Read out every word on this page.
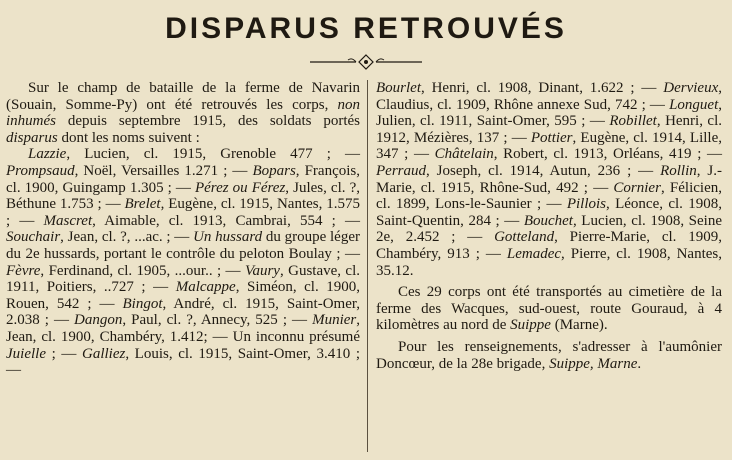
DISPARUS RETROUVÉS

Sur le champ de bataille de la ferme de Navarin (Souain, Somme-Py) ont été retrouvés les corps, non inhumés depuis septembre 1915, des soldats portés disparus dont les noms suivent :

Lazzie, Lucien, cl. 1915, Grenoble 477 ; — Prompsaud, Noël, Versailles 1.271 ; — Bopars, François, cl. 1900, Guingamp 1.305 ; — Pérez ou Férez, Jules, cl. ?, Béthune 1.753 ; — Brelet, Eugène, cl. 1915, Nantes, 1.575 ; — Mascret, Aimable, cl. 1913, Cambrai, 554 ; — Souchair, Jean, cl. ?, ...ac. ; — Un hussard du groupe léger du 2e hussards, portant le contrôle du peloton Boulay ; — Fèvre, Ferdinand, cl. 1905, ...our.. ; — Vaury, Gustave, cl. 1911, Poitiers, ..727 ; — Malcappe, Siméon, cl. 1900, Rouen, 542 ; — Bingot, André, cl. 1915, Saint-Omer, 2.038 ; — Dangon, Paul, cl. ?, Annecy, 525 ; — Munier, Jean, cl. 1900, Chambéry, 1.412; — Un inconnu présumé Juielle ; — Galliez, Louis, cl. 1915, Saint-Omer, 3.410 ; —

Bourlet, Henri, cl. 1908, Dinant, 1.622 ; — Dervieux, Claudius, cl. 1909, Rhône annexe Sud, 742 ; — Longuet, Julien, cl. 1911, Saint-Omer, 595 ; — Robillet, Henri, cl. 1912, Mézières, 137 ; — Pottier, Eugène, cl. 1914, Lille, 347 ; — Châtelain, Robert, cl. 1913, Orléans, 419 ; — Perraud, Joseph, cl. 1914, Autun, 236 ; — Rollin, J.-Marie, cl. 1915, Rhône-Sud, 492 ; — Cornier, Félicien, cl. 1899, Lons-le-Saunier ; — Pillois, Léonce, cl. 1908, Saint-Quentin, 284 ; — Bouchet, Lucien, cl. 1908, Seine 2e, 2.452 ; — Gotteland, Pierre-Marie, cl. 1909, Chambéry, 913 ; — Lemadec, Pierre, cl. 1908, Nantes, 35.12.

Ces 29 corps ont été transportés au cimetière de la ferme des Wacques, sud-ouest, route Gouraud, à 4 kilomètres au nord de Suippe (Marne).

Pour les renseignements, s'adresser à l'aumônier Doncœur, de la 28e brigade, Suippe, Marne.
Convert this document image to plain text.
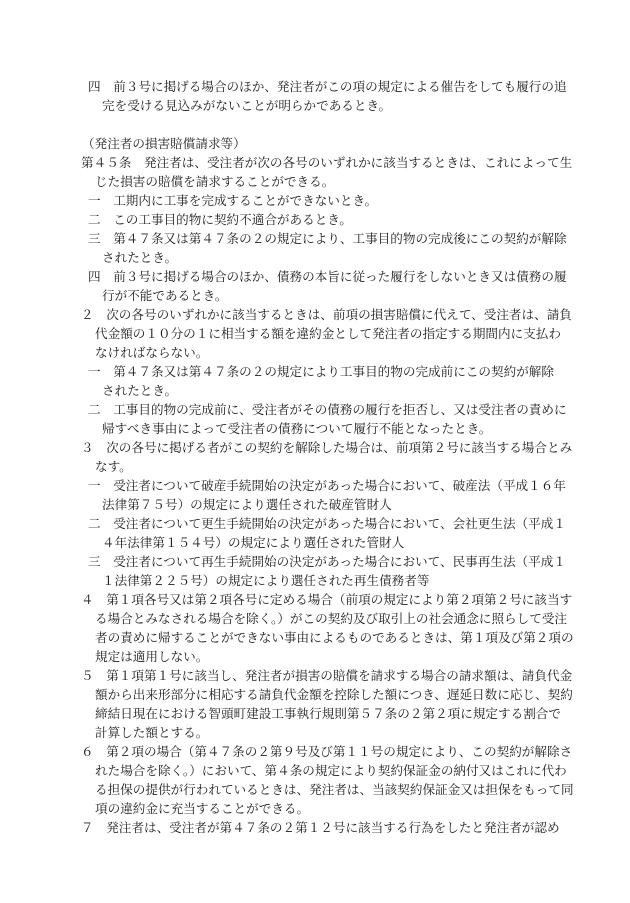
四　前３号に掲げる場合のほか、発注者がこの項の規定による催告をしても履行の追
完を受ける見込みがないことが明らかであるとき。
（発注者の損害賠償請求等）
第４５条　発注者は、受注者が次の各号のいずれかに該当するときは、これによって生
じた損害の賠償を請求することができる。
一　工期内に工事を完成することができないとき。
二　この工事目的物に契約不適合があるとき。
三　第４７条又は第４７条の２の規定により、工事目的物の完成後にこの契約が解除
されたとき。
四　前３号に掲げる場合のほか、債務の本旨に従った履行をしないとき又は債務の履
行が不能であるとき。
２　次の各号のいずれかに該当するときは、前項の損害賠償に代えて、受注者は、請負
代金額の１０分の１に相当する額を違約金として発注者の指定する期間内に支払わ
なければならない。
一　第４７条又は第４７条の２の規定により工事目的物の完成前にこの契約が解除
されたとき。
二　工事目的物の完成前に、受注者がその債務の履行を拒否し、又は受注者の責めに
帰すべき事由によって受注者の債務について履行不能となったとき。
３　次の各号に掲げる者がこの契約を解除した場合は、前項第２号に該当する場合とみ
なす。
一　受注者について破産手続開始の決定があった場合において、破産法（平成１６年
法律第７５号）の規定により選任された破産管財人
二　受注者について更生手続開始の決定があった場合において、会社更生法（平成１
４年法律第１５４号）の規定により選任された管財人
三　受注者について再生手続開始の決定があった場合において、民事再生法（平成１
１法律第２２５号）の規定により選任された再生債務者等
４　第１項各号又は第２項各号に定める場合（前項の規定により第２項第２号に該当す
る場合とみなされる場合を除く。）がこの契約及び取引上の社会通念に照らして受注
者の責めに帰することができない事由によるものであるときは、第１項及び第２項の
規定は適用しない。
５　第１項第１号に該当し、発注者が損害の賠償を請求する場合の請求額は、請負代金
額から出来形部分に相応する請負代金額を控除した額につき、遅延日数に応じ、契約
締結日現在における智頭町建設工事執行規則第５７条の２第２項に規定する割合で
計算した額とする。
６　第２項の場合（第４７条の２第９号及び第１１号の規定により、この契約が解除さ
れた場合を除く。）において、第４条の規定により契約保証金の納付又はこれに代わ
る担保の提供が行われているときは、発注者は、当該契約保証金又は担保をもって同
項の違約金に充当することができる。
７　発注者は、受注者が第４７条の２第１２号に該当する行為をしたと発注者が認め
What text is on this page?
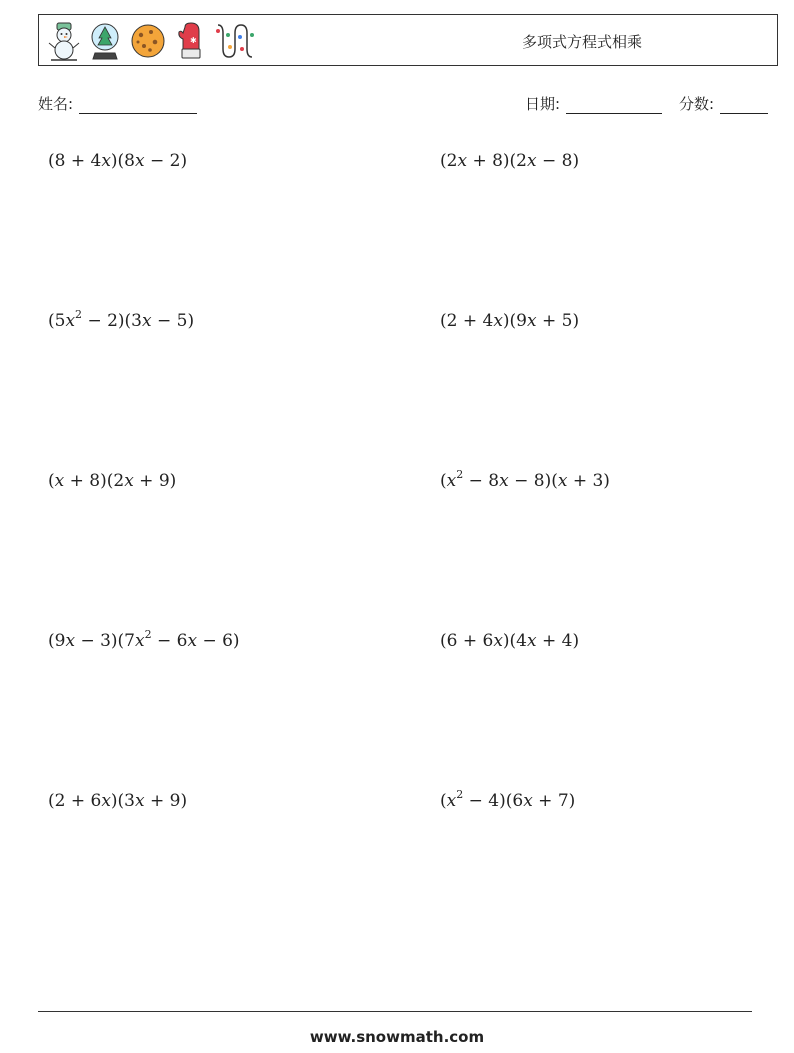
✱	多项式方程式相乘
姓名:	日期:	分数:
(8 + 4x)(8x − 2)	(2x + 8)(2x − 8)
$(5x^2 - 2)(3x - 5)$	(2 + 4x)(9x + 5)
(x + 8)(2x + 9)	$(x^2 - 8x - 8)(x + 3)$
$(9x - 3)(7x^2 - 6x - 6)$	(6 + 6x)(4x + 4)
(2 + 6x)(3x + 9)	$(x^2 - 4)(6x + 7)$
www.snowmath.com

* TASK PROMPT
Count the lines above that contain the word "page", and reply with only that number.

* COMPLETED TASK
2